# Listed records

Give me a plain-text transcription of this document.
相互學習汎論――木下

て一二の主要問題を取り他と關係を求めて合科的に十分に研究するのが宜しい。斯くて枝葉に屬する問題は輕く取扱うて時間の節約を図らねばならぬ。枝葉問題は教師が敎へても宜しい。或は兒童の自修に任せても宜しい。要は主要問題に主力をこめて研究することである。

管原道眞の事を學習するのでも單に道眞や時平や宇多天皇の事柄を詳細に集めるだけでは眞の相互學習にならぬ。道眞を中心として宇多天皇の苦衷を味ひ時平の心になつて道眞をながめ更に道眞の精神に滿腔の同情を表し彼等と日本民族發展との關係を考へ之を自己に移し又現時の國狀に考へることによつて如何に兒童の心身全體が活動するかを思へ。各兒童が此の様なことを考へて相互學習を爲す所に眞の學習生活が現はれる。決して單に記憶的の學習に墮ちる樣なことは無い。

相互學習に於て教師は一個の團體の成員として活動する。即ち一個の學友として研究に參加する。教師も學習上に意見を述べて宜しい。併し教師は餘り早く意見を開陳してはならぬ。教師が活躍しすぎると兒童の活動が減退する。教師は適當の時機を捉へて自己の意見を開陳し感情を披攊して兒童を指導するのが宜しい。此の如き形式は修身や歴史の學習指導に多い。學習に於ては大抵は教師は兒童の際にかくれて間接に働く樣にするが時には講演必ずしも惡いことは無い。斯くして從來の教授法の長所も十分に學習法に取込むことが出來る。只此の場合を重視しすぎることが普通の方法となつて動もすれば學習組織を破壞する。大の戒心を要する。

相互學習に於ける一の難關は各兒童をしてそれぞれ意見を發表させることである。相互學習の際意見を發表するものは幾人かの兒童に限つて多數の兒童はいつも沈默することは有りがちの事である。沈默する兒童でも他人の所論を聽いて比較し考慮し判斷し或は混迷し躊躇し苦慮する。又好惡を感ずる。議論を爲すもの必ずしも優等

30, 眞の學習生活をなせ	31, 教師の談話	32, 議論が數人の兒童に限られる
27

---

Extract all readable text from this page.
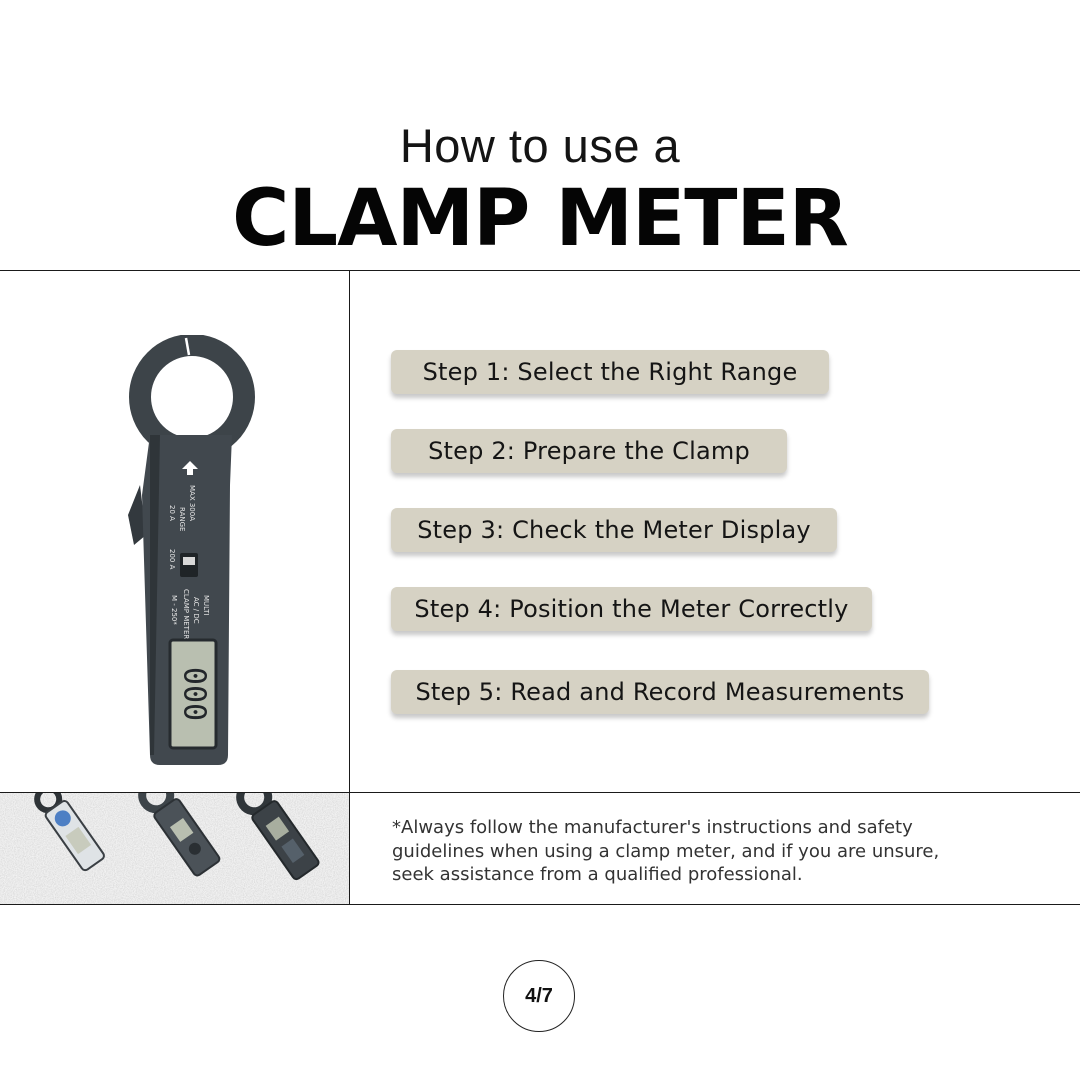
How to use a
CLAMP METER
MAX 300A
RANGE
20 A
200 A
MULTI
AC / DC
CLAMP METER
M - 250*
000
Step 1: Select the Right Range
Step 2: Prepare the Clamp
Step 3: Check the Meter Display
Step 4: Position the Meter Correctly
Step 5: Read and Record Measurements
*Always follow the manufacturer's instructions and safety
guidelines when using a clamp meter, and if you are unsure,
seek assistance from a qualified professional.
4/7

# Goal of the exercise
Copy each line above that contains the string "text".

# The result
Give me a plain-text transcription of this document.
Extract all readable text from this page.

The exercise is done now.